Jouw opdracht - Bewerk alles vanaf de regel met "sherpa-ratio-point [431,855,441,870]" tot en met de regel met "pythia-ratio-point [480,793,492,805]" door "sherpa-main-point" overal te vervangen door "sherpa-data-point". Laat de rest ongewijzigd.

Oefenmateriaal -
□ □ □ □ □ □ □
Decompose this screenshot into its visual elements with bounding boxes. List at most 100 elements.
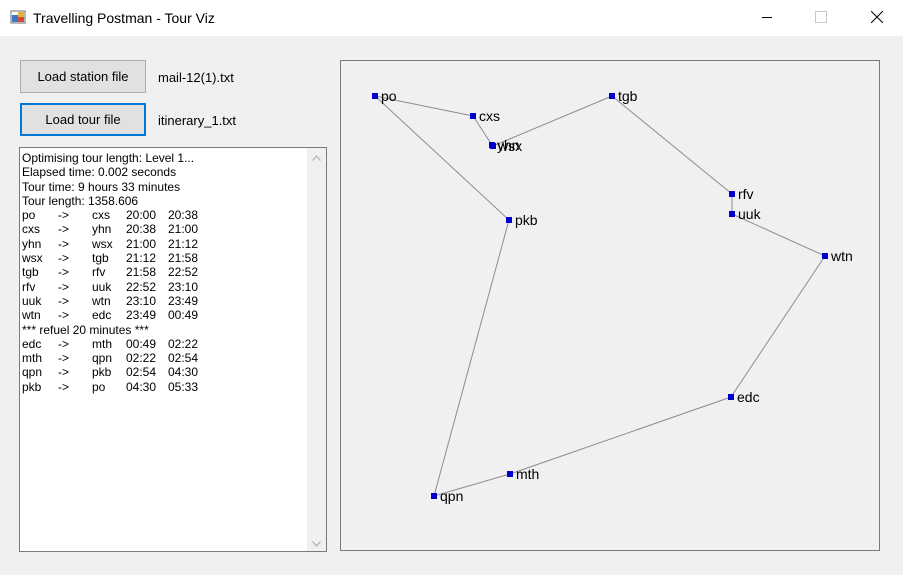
- station-marker-edc: [728, 394, 734, 400]
- log-leg-row: pkb -> po 04:30 05:33: [22, 380, 306, 394]
- leg-depart: 23:10: [126, 293, 157, 308]
- leg-to: po: [92, 379, 106, 394]
- route-segment-tgb-rfv: [611, 95, 733, 195]
- leg-arrow: ->: [58, 336, 70, 351]
- leg-from: wsx: [22, 251, 43, 266]
- route-segment-uuk-wtn: [731, 213, 826, 257]
- log-leg-row: yhn -> wsx 21:00 21:12: [22, 237, 306, 251]
- leg-arrive: 00:49: [168, 308, 199, 323]
- close-icon: [871, 11, 883, 23]
- route-segment-wsx-tgb: [492, 95, 613, 147]
- log-leg-row: po -> cxs 20:00 20:38: [22, 208, 306, 222]
- log-leg-row: uuk -> wtn 23:10 23:49: [22, 294, 306, 308]
- log-leg-row: wtn -> edc 23:49 00:49: [22, 308, 306, 322]
- leg-arrive: 22:52: [168, 265, 199, 280]
- log-leg-row: tgb -> rfv 21:58 22:52: [22, 265, 306, 279]
- log-header-line: Optimising tour length: Level 1...: [22, 151, 195, 165]
- station-marker-uuk: [729, 211, 735, 217]
- log-leg-row: edc -> mth 00:49 02:22: [22, 337, 306, 351]
- leg-depart: 02:54: [126, 365, 157, 380]
- tour-log-lines: Optimising tour length: Level 1... Elapse…: [22, 151, 306, 394]
- minimize-button[interactable]: [744, 0, 790, 34]
- log-header-line: Tour length: 1358.606: [22, 193, 139, 208]
- load-station-file-button[interactable]: Load station file: [20, 60, 146, 93]
- leg-arrow: ->: [58, 379, 70, 394]
- leg-arrive: 05:33: [168, 379, 199, 394]
- leg-from: mth: [22, 351, 43, 366]
- leg-depart: 20:38: [126, 222, 157, 237]
- log-leg-row: qpn -> pkb 02:54 04:30: [22, 365, 306, 379]
- leg-to: cxs: [92, 208, 110, 223]
- leg-depart: 22:52: [126, 279, 157, 294]
- station-label-tgb: tgb: [618, 88, 638, 104]
- leg-arrow: ->: [58, 293, 70, 308]
- route-segment-pkb-po: [374, 95, 510, 221]
- station-label-pkb: pkb: [515, 212, 538, 228]
- leg-arrive: 21:58: [168, 251, 199, 266]
- leg-from: edc: [22, 336, 42, 351]
- leg-depart: 21:58: [126, 265, 157, 280]
- log-header-line: Elapsed time: 0.002 seconds: [22, 165, 177, 180]
- station-marker-qpn: [431, 493, 437, 499]
- leg-from: uuk: [22, 293, 42, 308]
- log-leg-row: cxs -> yhn 20:38 21:00: [22, 222, 306, 236]
- leg-to: rfv: [92, 265, 106, 280]
- leg-from: yhn: [22, 236, 42, 251]
- leg-depart: 21:00: [126, 236, 157, 251]
- station-marker-mth: [507, 471, 513, 477]
- station-label-mth: mth: [516, 466, 539, 482]
- maximize-button[interactable]: [798, 0, 844, 34]
- leg-arrive: 23:49: [168, 293, 199, 308]
- leg-to: pkb: [92, 365, 112, 380]
- station-marker-po: [372, 93, 378, 99]
- tour-file-name: itinerary_1.txt: [158, 113, 237, 128]
- station-label-qpn: qpn: [440, 488, 463, 504]
- leg-to: uuk: [92, 279, 112, 294]
- leg-arrive: 02:22: [168, 336, 199, 351]
- window-title: Travelling Postman - Tour Viz: [33, 10, 215, 26]
- leg-arrive: 02:54: [168, 351, 199, 366]
- scroll-up-arrow[interactable]: [307, 148, 326, 165]
- station-label-edc: edc: [737, 389, 760, 405]
- leg-from: cxs: [22, 222, 40, 237]
- leg-from: pkb: [22, 379, 42, 394]
- leg-depart: 20:00: [126, 208, 157, 223]
- scroll-down-arrow[interactable]: [307, 534, 326, 551]
- leg-to: tgb: [92, 251, 109, 266]
- log-scrollbar[interactable]: [307, 148, 326, 551]
- leg-arrive: 21:12: [168, 236, 199, 251]
- minimize-icon: [762, 12, 772, 22]
- log-leg-row: wsx -> tgb 21:12 21:58: [22, 251, 306, 265]
- station-label-rfv: rfv: [738, 186, 754, 202]
- station-label-wsx: wsx: [497, 138, 522, 154]
- station-label-yhn: yhn: [497, 137, 520, 153]
- route-segment-mth-qpn: [433, 473, 511, 497]
- leg-arrive: 20:38: [168, 208, 199, 223]
- log-leg-row: mth -> qpn 02:22 02:54: [22, 351, 306, 365]
- station-label-wtn: wtn: [830, 248, 853, 264]
- leg-arrow: ->: [58, 279, 70, 294]
- leg-from: tgb: [22, 265, 39, 280]
- tour-log-textbox[interactable]: Optimising tour length: Level 1... Elapse…: [19, 147, 327, 552]
- close-button[interactable]: [854, 0, 900, 34]
- log-refuel-line: *** refuel 20 minutes ***: [22, 322, 149, 337]
- leg-arrive: 23:10: [168, 279, 199, 294]
- maximize-icon: [815, 11, 827, 23]
- app-icon: [10, 9, 26, 25]
- station-marker-tgb: [609, 93, 615, 99]
- leg-arrive: 21:00: [168, 222, 199, 237]
- station-marker-wtn: [822, 253, 828, 259]
- leg-arrive: 04:30: [168, 365, 199, 380]
- leg-depart: 02:22: [126, 351, 157, 366]
- leg-from: qpn: [22, 365, 43, 380]
- route-segment-cxs-yhn: [472, 115, 493, 146]
- title-bar: Travelling Postman - Tour Viz: [0, 0, 903, 36]
- chevron-down-icon: [312, 534, 321, 552]
- leg-arrow: ->: [58, 365, 70, 380]
- leg-arrow: ->: [58, 251, 70, 266]
- station-label-cxs: cxs: [479, 108, 500, 124]
- leg-arrow: ->: [58, 265, 70, 280]
- load-tour-file-button[interactable]: Load tour file: [20, 103, 146, 136]
- leg-depart: 23:49: [126, 308, 157, 323]
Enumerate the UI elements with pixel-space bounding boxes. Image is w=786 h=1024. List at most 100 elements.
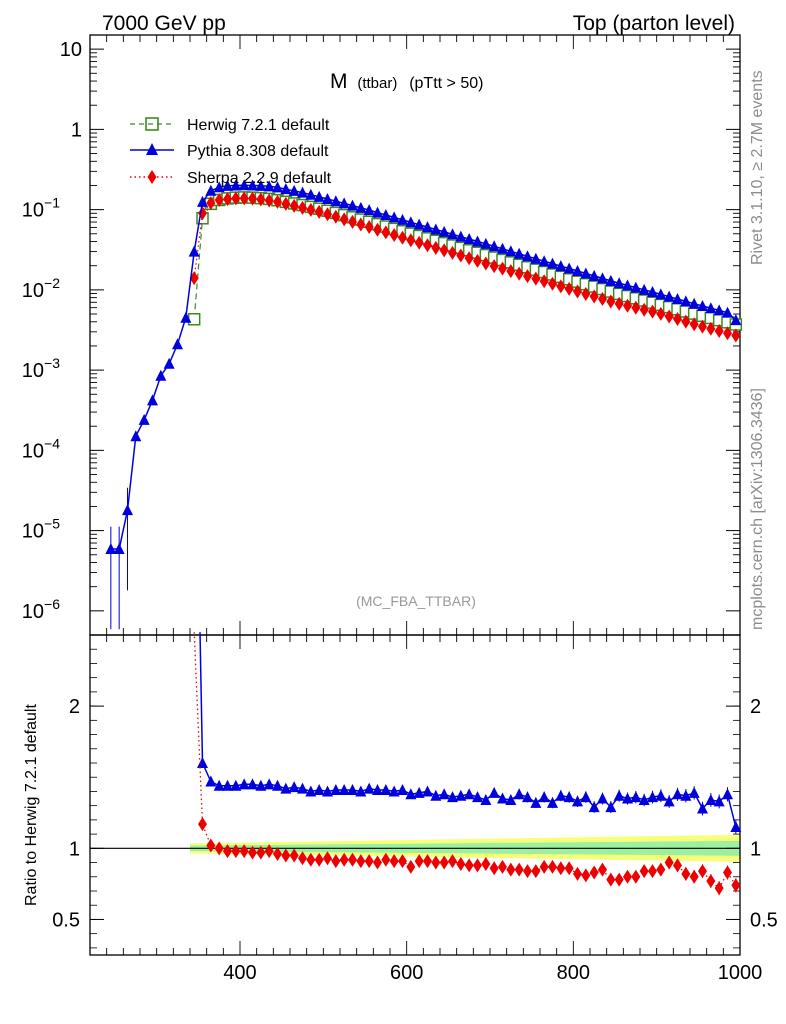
sherpa-ratio-point [431,855,441,870]
main-ytick-label: 10−2 [22,275,60,302]
pythia-ratio-point [413,786,425,798]
legend-sherpa-marker [147,170,157,184]
sherpa-main-point [506,264,516,279]
sherpa-main-point [681,314,691,329]
sherpa-ratio-point [456,856,466,871]
pythia-ratio-point [697,802,708,814]
pythia-main-point [580,267,592,279]
main-ytick-label: 10−4 [22,435,60,462]
pythia-ratio-point [222,779,233,791]
pythia-main-point [647,286,658,298]
ratio-ytick-label-right: 1 [750,838,761,860]
sherpa-main-point [456,248,466,263]
sherpa-ratio-point [464,858,474,873]
sherpa-ratio-point [556,861,566,876]
mcplots-label: mcplots.cern.ch [arXiv:1306.3436] [749,388,766,630]
pythia-ratio-point [263,778,275,790]
sherpa-main-point [573,284,582,299]
pythia-ratio-point [480,793,492,805]
pythia-main-point [163,357,175,369]
pythia-ratio-point [663,795,675,807]
sherpa-ratio-point [664,855,674,870]
sherpa-ratio-point [564,861,574,876]
sherpa-main-point [431,240,441,255]
pythia-main-point [305,188,317,200]
legend-pythia-label: Pythia 8.308 default [187,143,329,160]
sherpa-ratio-point [548,859,557,874]
pythia-ratio-point [488,786,500,798]
analysis-tag: (MC_FBA_TTBAR) [356,593,476,609]
pythia-main-point [455,230,467,242]
sherpa-main-point [323,207,332,222]
sherpa-ratio-point [231,844,241,859]
pythia-main-point [563,262,575,274]
sherpa-main-point [406,233,416,248]
sherpa-main-point [489,259,499,274]
sherpa-main-point [698,319,707,334]
pythia-main-point [288,184,300,196]
pythia-ratio-point [288,781,300,793]
pythia-main-point [130,430,142,442]
pythia-main-point [513,247,525,259]
sherpa-ratio-point [523,864,532,879]
pythia-ratio-point [197,757,208,768]
pythia-ratio-point [297,782,308,794]
sherpa-main-point [606,294,616,309]
sherpa-main-point [673,312,682,327]
header-right: Top (parton level) [573,12,735,35]
pythia-ratio-point [313,784,325,796]
sherpa-main-point [589,289,599,304]
pythia-main-point [197,195,208,207]
sherpa-main-point [373,222,382,237]
pythia-ratio-point [205,775,217,787]
pythia-main-point [138,413,150,425]
pythia-ratio-point [305,785,317,797]
sherpa-ratio-point [223,844,232,859]
pythia-ratio-point [672,788,683,800]
sherpa-main-point [631,300,641,315]
sherpa-main-point [356,217,366,232]
main-ytick-label: 10−3 [22,355,60,382]
legend-herwig-label: Herwig 7.2.1 default [187,117,330,134]
pythia-main-point [213,181,225,193]
pythia-ratio-point [322,785,333,797]
sherpa-main-point [223,192,232,207]
pythia-ratio-point [463,788,475,800]
sherpa-main-point [289,198,299,213]
sherpa-main-point [556,279,566,294]
pythia-ratio-point [497,792,508,804]
pythia-main-point [463,233,475,245]
sherpa-ratio-point [639,864,649,879]
sherpa-ratio-point [214,841,224,856]
sherpa-ratio-point [631,869,641,884]
pythia-main-point [147,394,158,406]
ratio-ytick-label-left: 2 [69,696,80,718]
ratio-ytick-label-right: 0.5 [750,909,778,931]
sherpa-ratio-point [481,856,491,871]
sherpa-main-point [339,212,349,227]
pythia-main-point [397,213,408,225]
header-left: 7000 GeV pp [102,12,226,35]
pythia-ratio-point [430,789,442,801]
sherpa-main-point [464,251,474,266]
pythia-main-point [363,204,375,216]
sherpa-main-point [314,204,324,219]
pythia-ratio-point [230,779,242,791]
sherpa-ratio-point [323,851,332,866]
sherpa-ratio-point [448,854,457,869]
pythia-main-point [255,179,267,191]
legend-herwig: Herwig 7.2.1 default [130,117,330,134]
pythia-main-point [188,245,200,257]
plot-title-cut: (pTtt > 50) [409,75,483,92]
pythia-ratio-point [247,778,258,790]
ratio-ylabel: Ratio to Herwig 7.2.1 default [23,704,40,906]
sherpa-main-point [564,281,574,296]
pythia-ratio-point [280,782,292,794]
sherpa-main-point [439,243,449,258]
pythia-main-point [113,542,125,554]
sherpa-ratio-point [531,864,541,879]
sherpa-ratio-point [723,865,732,880]
sherpa-main-point [498,261,507,276]
pythia-ratio-point [272,779,283,791]
pythia-main-point [555,260,567,272]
□ □ □ □ □ □ □
Jouw antwoord -
sherpa-ratio-point [431,855,441,870]
main-ytick-label: 10−2 [22,275,60,302]
pythia-ratio-point [413,786,425,798]
legend-sherpa-marker [147,170,157,184]
sherpa-data-point [506,264,516,279]
sherpa-data-point [681,314,691,329]
sherpa-ratio-point [456,856,466,871]
pythia-ratio-point [697,802,708,814]
pythia-main-point [580,267,592,279]
main-ytick-label: 10−4 [22,435,60,462]
pythia-ratio-point [222,779,233,791]
pythia-main-point [647,286,658,298]
ratio-ytick-label-right: 1 [750,838,761,860]
sherpa-data-point [456,248,466,263]
sherpa-ratio-point [464,858,474,873]
sherpa-ratio-point [556,861,566,876]
mcplots-label: mcplots.cern.ch [arXiv:1306.3436] [749,388,766,630]
pythia-ratio-point [263,778,275,790]
sherpa-data-point [573,284,582,299]
pythia-ratio-point [480,793,492,805]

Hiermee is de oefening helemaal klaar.